[Component data from apps and pages]
━━━━━━━━━━━━━━━━━━━━━━━━━━━━━━

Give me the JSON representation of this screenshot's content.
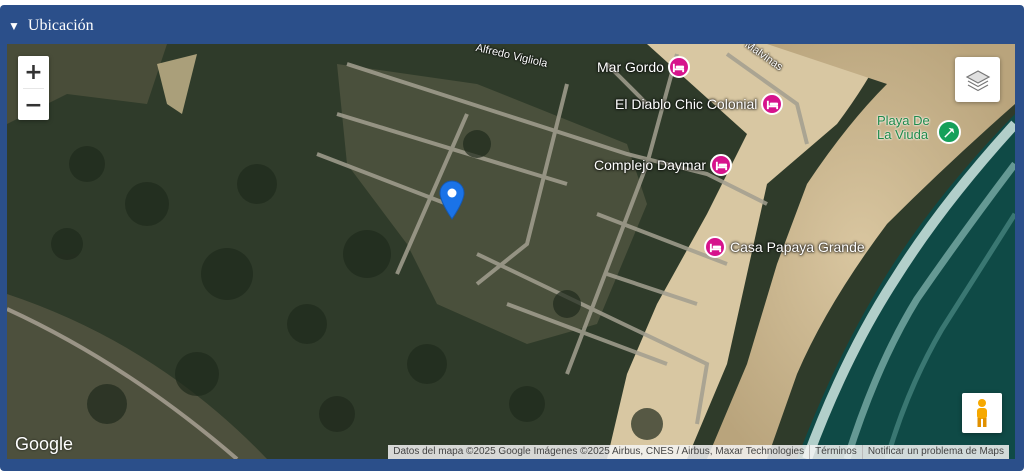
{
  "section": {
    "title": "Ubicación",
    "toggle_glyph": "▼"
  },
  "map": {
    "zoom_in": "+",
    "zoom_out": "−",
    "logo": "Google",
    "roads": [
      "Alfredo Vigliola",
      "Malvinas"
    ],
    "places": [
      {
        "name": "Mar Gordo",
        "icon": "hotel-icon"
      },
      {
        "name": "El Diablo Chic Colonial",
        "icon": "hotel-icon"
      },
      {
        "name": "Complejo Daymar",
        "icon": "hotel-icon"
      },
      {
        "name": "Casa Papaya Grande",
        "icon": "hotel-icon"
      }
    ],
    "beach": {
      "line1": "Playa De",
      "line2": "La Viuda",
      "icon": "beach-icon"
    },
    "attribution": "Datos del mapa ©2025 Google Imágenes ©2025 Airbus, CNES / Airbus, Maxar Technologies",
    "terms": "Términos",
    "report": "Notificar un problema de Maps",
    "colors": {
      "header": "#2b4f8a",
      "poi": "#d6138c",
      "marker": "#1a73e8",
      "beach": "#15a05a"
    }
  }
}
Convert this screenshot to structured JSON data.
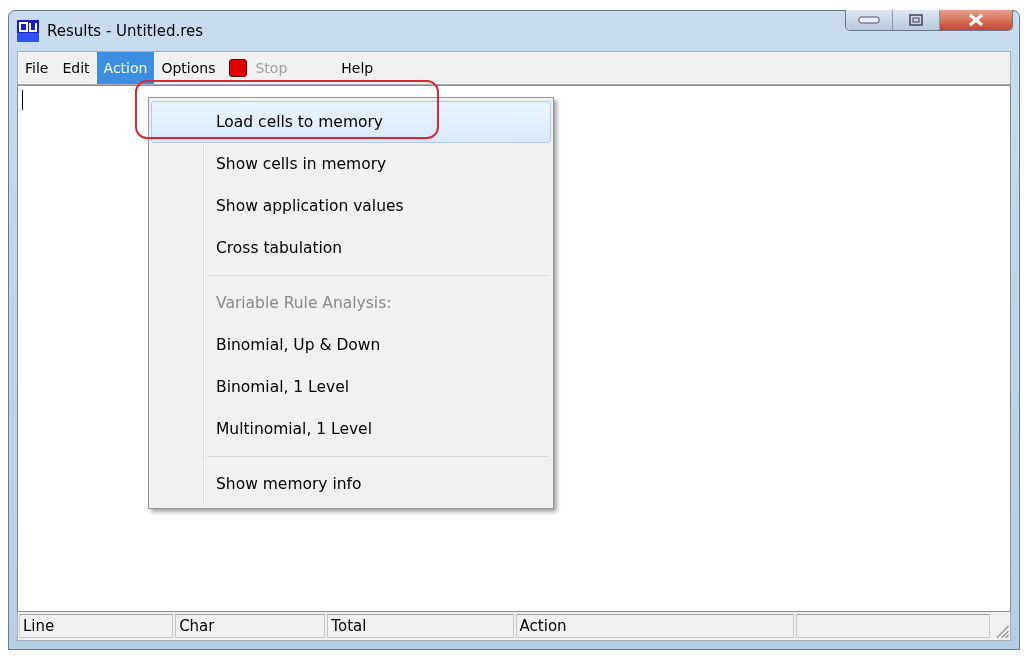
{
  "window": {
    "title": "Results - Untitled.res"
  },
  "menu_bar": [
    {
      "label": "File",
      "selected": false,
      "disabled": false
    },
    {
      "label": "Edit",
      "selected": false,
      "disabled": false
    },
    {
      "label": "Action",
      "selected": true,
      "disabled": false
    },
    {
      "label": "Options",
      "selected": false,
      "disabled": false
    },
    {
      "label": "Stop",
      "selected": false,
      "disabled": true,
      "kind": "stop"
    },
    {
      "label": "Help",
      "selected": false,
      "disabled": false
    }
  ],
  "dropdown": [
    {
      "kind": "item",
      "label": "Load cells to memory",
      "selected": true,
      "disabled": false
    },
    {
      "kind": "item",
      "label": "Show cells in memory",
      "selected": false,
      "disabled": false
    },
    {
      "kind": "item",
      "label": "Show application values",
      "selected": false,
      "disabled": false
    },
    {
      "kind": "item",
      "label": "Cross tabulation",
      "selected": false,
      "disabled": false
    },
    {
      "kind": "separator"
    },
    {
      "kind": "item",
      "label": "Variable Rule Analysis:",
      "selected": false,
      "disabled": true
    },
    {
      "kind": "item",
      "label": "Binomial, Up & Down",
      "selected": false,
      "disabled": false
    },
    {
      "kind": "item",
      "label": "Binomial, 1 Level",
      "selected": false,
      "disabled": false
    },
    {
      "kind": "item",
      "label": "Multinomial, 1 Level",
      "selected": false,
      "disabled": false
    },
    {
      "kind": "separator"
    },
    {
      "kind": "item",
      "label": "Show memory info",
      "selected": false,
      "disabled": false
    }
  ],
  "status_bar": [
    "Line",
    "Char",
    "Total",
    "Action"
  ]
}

━━━━━━━━━━━━━━━━━━━━━━━━━━━━━━

_Aim of the exercise:_ How many of the lines above hold the word "this"? State that number and nothing else.

_Answer below:_ 2